— Start Supplied data —
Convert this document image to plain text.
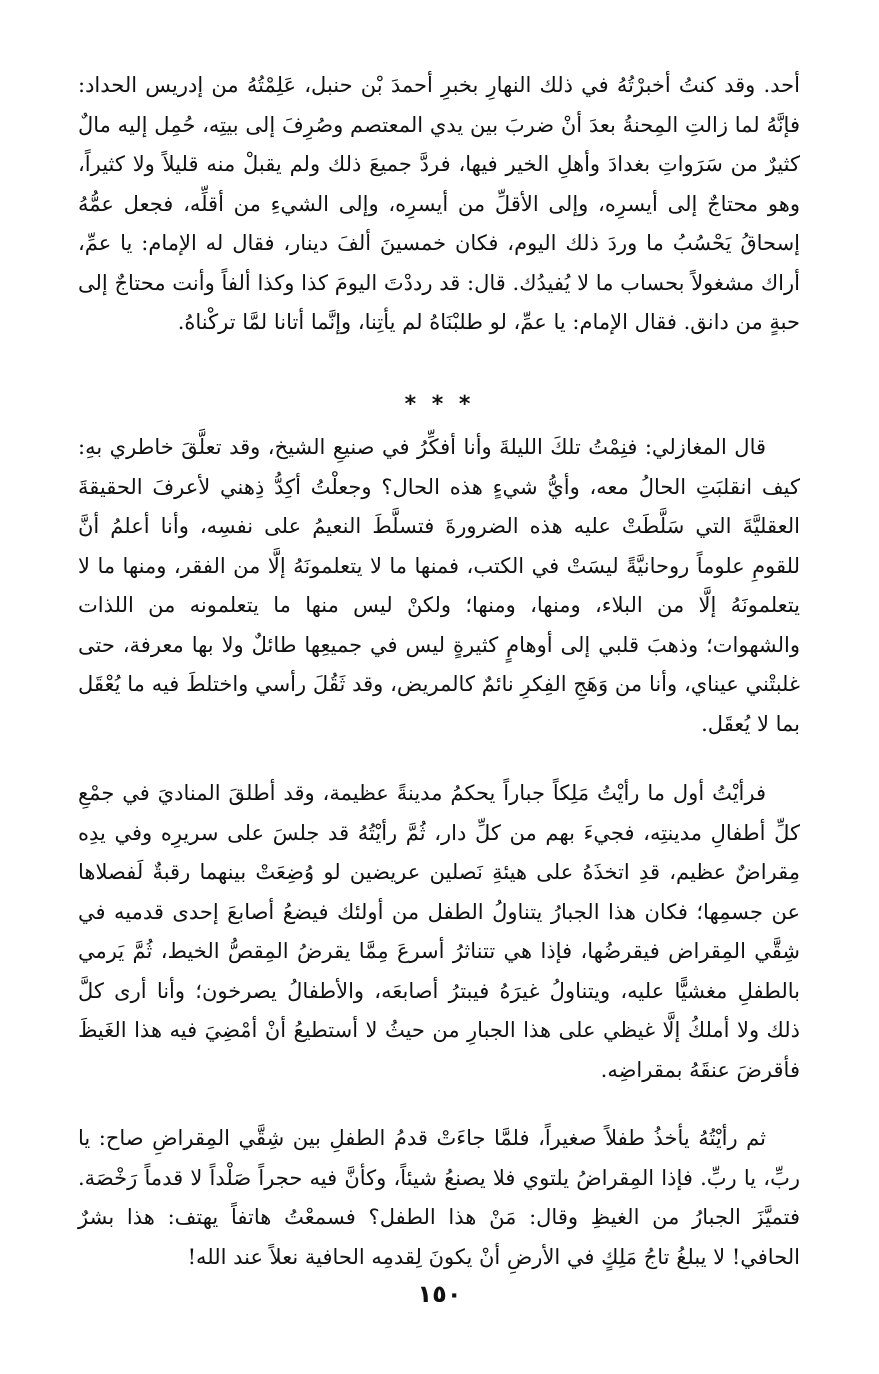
أحد. وقد كنتُ أخبرْتُهُ في ذلك النهارِ بخبرِ أحمدَ بْن حنبل، عَلِمْتُهُ من إدريس الحداد: فإنَّهُ لما زالتِ المِحنةُ بعدَ أنْ ضربَ بين يدي المعتصم وصُرِفَ إلى بيتِه، حُمِل إليه مالٌ كثيرٌ من سَرَواتِ بغدادَ وأهلِ الخير فيها، فردَّ جميعَ ذلك ولم يقبلْ منه قليلاً ولا كثيراً، وهو محتاجٌ إلى أيسرِه، وإلى الأقلِّ من أيسرِه، وإلى الشيءِ من أقلِّه، فجعل عمُّهُ إسحاقُ يَحْسُبُ ما وردَ ذلك اليوم، فكان خمسينَ ألفَ دينار، فقال له الإمام: يا عمِّ، أراك مشغولاً بحساب ما لا يُفيدُك. قال: قد رددْتَ اليومَ كذا وكذا ألفاً وأنت محتاجٌ إلى حبةٍ من دانق. فقال الإمام: يا عمِّ، لو طلبْنَاهُ لم يأتِنا، وإنَّما أتانا لمَّا تركْناهُ.
* * *
قال المغازلي: فنِمْتُ تلكَ الليلةَ وأنا أفكِّرُ في صنيعِ الشيخ، وقد تعلَّقَ خاطري بهِ: كيف انقلبَتِ الحالُ معه، وأيُّ شيءٍ هذه الحال؟ وجعلْتُ أكِدُّ ذِهني لأعرفَ الحقيقةَ العقليَّةَ التي سَلَّطَتْ عليه هذه الضرورةَ فتسلَّطَ النعيمُ على نفسِه، وأنا أعلمُ أنَّ للقومِ علوماً روحانيَّةً ليسَتْ في الكتب، فمنها ما لا يتعلمونَهُ إلَّا من الفقر، ومنها ما لا يتعلمونَهُ إلَّا من البلاء، ومنها، ومنها؛ ولكنْ ليس منها ما يتعلمونه من اللذات والشهوات؛ وذهبَ قلبي إلى أوهامٍ كثيرةٍ ليس في جميعِها طائلٌ ولا بها معرفة، حتى غلبتْني عيناي، وأنا من وَهَجِ الفِكرِ نائمٌ كالمريض، وقد ثَقُلَ رأسي واختلطَ فيه ما يُعْقَل بما لا يُعقَل.
فرأيْتُ أول ما رأيْتُ مَلِكاً جباراً يحكمُ مدينةً عظيمة، وقد أطلقَ المناديَ في جمْعِ كلِّ أطفالِ مدينتِه، فجيءَ بهم من كلِّ دار، ثُمَّ رأيْتُهُ قد جلسَ على سريرِه وفي يدِه مِقراضٌ عظيم، قدِ اتخذَهُ على هيئةِ نَصلين عريضين لو وُضِعَتْ بينهما رقبةٌ لَفصلاها عن جسمِها؛ فكان هذا الجبارُ يتناولُ الطفل من أولئك فيضعُ أصابعَ إحدى قدميه في شِقَّي المِقراض فيقرضُها، فإذا هي تتناثرُ أسرعَ مِمَّا يقرضُ المِقصُّ الخيط، ثُمَّ يَرمي بالطفلِ مغشيًّا عليه، ويتناولُ غيرَهُ فيبترُ أصابعَه، والأطفالُ يصرخون؛ وأنا أرى كلَّ ذلك ولا أملكُ إلَّا غيظي على هذا الجبارِ من حيثُ لا أستطيعُ أنْ أمْضِيَ فيه هذا الغَيظَ فأقرضَ عنقَهُ بمقراضِه.
ثم رأيْتُهُ يأخذُ طفلاً صغيراً، فلمَّا جاءَتْ قدمُ الطفلِ بين شِقَّي المِقراضِ صاح: يا ربِّ، يا ربِّ. فإذا المِقراضُ يلتوي فلا يصنعُ شيئاً، وكأنَّ فيه حجراً صَلْداً لا قدماً رَخْصَة. فتميَّزَ الجبارُ من الغيظِ وقال: مَنْ هذا الطفل؟ فسمعْتُ هاتفاً يهتف: هذا بشرٌ الحافي! لا يبلغُ تاجُ مَلِكٍ في الأرضِ أنْ يكونَ لِقدمِه الحافية نعلاً عند الله!
١٥٠
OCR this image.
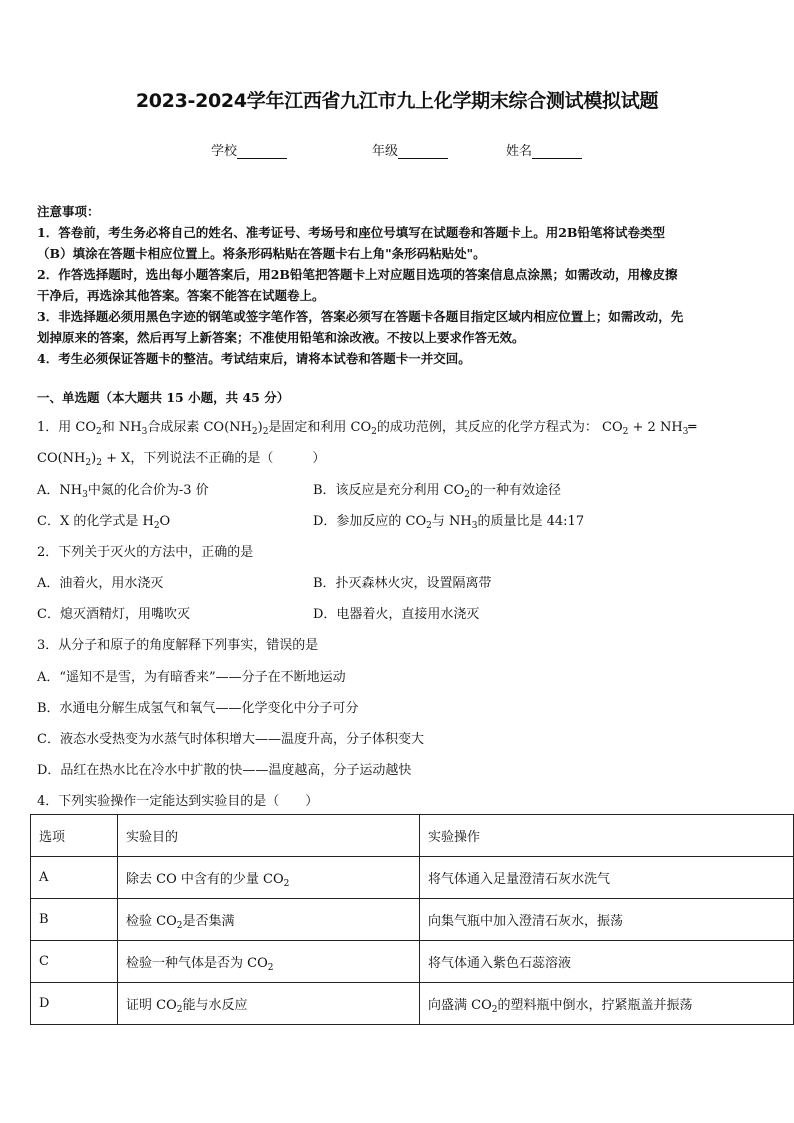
2023-2024学年江西省九江市九上化学期末综合测试模拟试题
学校	年级	姓名
注意事项：
1．答卷前，考生务必将自己的姓名、准考证号、考场号和座位号填写在试题卷和答题卡上。用2B铅笔将试卷类型
（B）填涂在答题卡相应位置上。将条形码粘贴在答题卡右上角"条形码粘贴处"。
2．作答选择题时，选出每小题答案后，用2B铅笔把答题卡上对应题目选项的答案信息点涂黑；如需改动，用橡皮擦
干净后，再选涂其他答案。答案不能答在试题卷上。
3．非选择题必须用黑色字迹的钢笔或签字笔作答，答案必须写在答题卡各题目指定区域内相应位置上；如需改动，先
划掉原来的答案，然后再写上新答案；不准使用铅笔和涂改液。不按以上要求作答无效。
4．考生必须保证答题卡的整洁。考试结束后，请将本试卷和答题卡一并交回。
一、单选题（本大题共 15 小题，共 45 分）
1．用 $CO_2$和 $NH_3$合成尿素 $CO(NH_2)_2$是固定和利用 $CO_2$的成功范例，其反应的化学方程式为： $CO_2 + 2$ $NH_3═$
$CO(NH_2)_2 + X$，下列说法不正确的是（　　　）
A．$NH_3$中氮的化合价为-3 价	B．该反应是充分利用 $CO_2$的一种有效途径
C．X 的化学式是 $H_2O$	D．参加反应的 $CO_2$与 $NH_3$的质量比是 44:17
2．下列关于灭火的方法中，正确的是
A．油着火，用水浇灭	B．扑灭森林火灾，设置隔离带
C．熄灭酒精灯，用嘴吹灭	D．电器着火，直接用水浇灭
3．从分子和原子的角度解释下列事实，错误的是
A．“遥知不是雪，为有暗香来”——分子在不断地运动
B．水通电分解生成氢气和氧气——化学变化中分子可分
C．液态水受热变为水蒸气时体积增大——温度升高，分子体积变大
D．品红在热水比在冷水中扩散的快——温度越高，分子运动越快
4．下列实验操作一定能达到实验目的是（　　）
选项	实验目的	实验操作
A	除去 CO 中含有的少量 $CO_2$	将气体通入足量澄清石灰水洗气
B	检验 $CO_2$是否集满	向集气瓶中加入澄清石灰水，振荡
C	检验一种气体是否为 $CO_2$	将气体通入紫色石蕊溶液
D	证明 $CO_2$能与水反应	向盛满 $CO_2$的塑料瓶中倒水，拧紧瓶盖并振荡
— End Supplied data —
Quote each record exactly as it stands, minus the pictures.

Convert this document image to plain text.
أحد. وقد كنتُ أخبرْتُهُ في ذلك النهارِ بخبرِ أحمدَ بْن حنبل، عَلِمْتُهُ من إدريس الحداد: فإنَّهُ لما زالتِ المِحنةُ بعدَ أنْ ضربَ بين يدي المعتصم وصُرِفَ إلى بيتِه، حُمِل إليه مالٌ كثيرٌ من سَرَواتِ بغدادَ وأهلِ الخير فيها، فردَّ جميعَ ذلك ولم يقبلْ منه قليلاً ولا كثيراً، وهو محتاجٌ إلى أيسرِه، وإلى الأقلِّ من أيسرِه، وإلى الشيءِ من أقلِّه، فجعل عمُّهُ إسحاقُ يَحْسُبُ ما وردَ ذلك اليوم، فكان خمسينَ ألفَ دينار، فقال له الإمام: يا عمِّ، أراك مشغولاً بحساب ما لا يُفيدُك. قال: قد رددْتَ اليومَ كذا وكذا ألفاً وأنت محتاجٌ إلى حبةٍ من دانق. فقال الإمام: يا عمِّ، لو طلبْنَاهُ لم يأتِنا، وإنَّما أتانا لمَّا تركْناهُ.
* * *
قال المغازلي: فنِمْتُ تلكَ الليلةَ وأنا أفكِّرُ في صنيعِ الشيخ، وقد تعلَّقَ خاطري بهِ: كيف انقلبَتِ الحالُ معه، وأيُّ شيءٍ هذه الحال؟ وجعلْتُ أكِدُّ ذِهني لأعرفَ الحقيقةَ العقليَّةَ التي سَلَّطَتْ عليه هذه الضرورةَ فتسلَّطَ النعيمُ على نفسِه، وأنا أعلمُ أنَّ للقومِ علوماً روحانيَّةً ليسَتْ في الكتب، فمنها ما لا يتعلمونَهُ إلَّا من الفقر، ومنها ما لا يتعلمونَهُ إلَّا من البلاء، ومنها، ومنها؛ ولكنْ ليس منها ما يتعلمونه من اللذات والشهوات؛ وذهبَ قلبي إلى أوهامٍ كثيرةٍ ليس في جميعِها طائلٌ ولا بها معرفة، حتى غلبتْني عيناي، وأنا من وَهَجِ الفِكرِ نائمٌ كالمريض، وقد ثَقُلَ رأسي واختلطَ فيه ما يُعْقَل بما لا يُعقَل.
فرأيْتُ أول ما رأيْتُ مَلِكاً جباراً يحكمُ مدينةً عظيمة، وقد أطلقَ المناديَ في جمْعِ كلِّ أطفالِ مدينتِه، فجيءَ بهم من كلِّ دار، ثُمَّ رأيْتُهُ قد جلسَ على سريرِه وفي يدِه مِقراضٌ عظيم، قدِ اتخذَهُ على هيئةِ نَصلين عريضين لو وُضِعَتْ بينهما رقبةٌ لَفصلاها عن جسمِها؛ فكان هذا الجبارُ يتناولُ الطفل من أولئك فيضعُ أصابعَ إحدى قدميه في شِقَّي المِقراض فيقرضُها، فإذا هي تتناثرُ أسرعَ مِمَّا يقرضُ المِقصُّ الخيط، ثُمَّ يَرمي بالطفلِ مغشيًّا عليه، ويتناولُ غيرَهُ فيبترُ أصابعَه، والأطفالُ يصرخون؛ وأنا أرى كلَّ ذلك ولا أملكُ إلَّا غيظي على هذا الجبارِ من حيثُ لا أستطيعُ أنْ أمْضِيَ فيه هذا الغَيظَ فأقرضَ عنقَهُ بمقراضِه.
ثم رأيْتُهُ يأخذُ طفلاً صغيراً، فلمَّا جاءَتْ قدمُ الطفلِ بين شِقَّي المِقراضِ صاح: يا ربِّ، يا ربِّ. فإذا المِقراضُ يلتوي فلا يصنعُ شيئاً، وكأنَّ فيه حجراً صَلْداً لا قدماً رَخْصَة. فتميَّزَ الجبارُ من الغيظِ وقال: مَنْ هذا الطفل؟ فسمعْتُ هاتفاً يهتف: هذا بشرٌ الحافي! لا يبلغُ تاجُ مَلِكٍ في الأرضِ أنْ يكونَ لِقدمِه الحافية نعلاً عند الله!
١٥٠
OCR this image.
2023-2024学年江西省九江市九上化学期末综合测试模拟试题
学校	年级	姓名
注意事项：
1．答卷前，考生务必将自己的姓名、准考证号、考场号和座位号填写在试题卷和答题卡上。用2B铅笔将试卷类型
（B）填涂在答题卡相应位置上。将条形码粘贴在答题卡右上角"条形码粘贴处"。
2．作答选择题时，选出每小题答案后，用2B铅笔把答题卡上对应题目选项的答案信息点涂黑；如需改动，用橡皮擦
干净后，再选涂其他答案。答案不能答在试题卷上。
3．非选择题必须用黑色字迹的钢笔或签字笔作答，答案必须写在答题卡各题目指定区域内相应位置上；如需改动，先
划掉原来的答案，然后再写上新答案；不准使用铅笔和涂改液。不按以上要求作答无效。
4．考生必须保证答题卡的整洁。考试结束后，请将本试卷和答题卡一并交回。
一、单选题（本大题共 15 小题，共 45 分）
1．用 $CO_2$和 $NH_3$合成尿素 $CO(NH_2)_2$是固定和利用 $CO_2$的成功范例，其反应的化学方程式为： $CO_2 + 2$ $NH_3═$
$CO(NH_2)_2 + X$，下列说法不正确的是（　　　）
A．$NH_3$中氮的化合价为-3 价	B．该反应是充分利用 $CO_2$的一种有效途径
C．X 的化学式是 $H_2O$	D．参加反应的 $CO_2$与 $NH_3$的质量比是 44:17
2．下列关于灭火的方法中，正确的是
A．油着火，用水浇灭	B．扑灭森林火灾，设置隔离带
C．熄灭酒精灯，用嘴吹灭	D．电器着火，直接用水浇灭
3．从分子和原子的角度解释下列事实，错误的是
A．“遥知不是雪，为有暗香来”——分子在不断地运动
B．水通电分解生成氢气和氧气——化学变化中分子可分
C．液态水受热变为水蒸气时体积增大——温度升高，分子体积变大
D．品红在热水比在冷水中扩散的快——温度越高，分子运动越快
4．下列实验操作一定能达到实验目的是（　　）
选项	实验目的	实验操作
A	除去 CO 中含有的少量 $CO_2$	将气体通入足量澄清石灰水洗气
B	检验 $CO_2$是否集满	向集气瓶中加入澄清石灰水，振荡
C	检验一种气体是否为 $CO_2$	将气体通入紫色石蕊溶液
D	证明 $CO_2$能与水反应	向盛满 $CO_2$的塑料瓶中倒水，拧紧瓶盖并振荡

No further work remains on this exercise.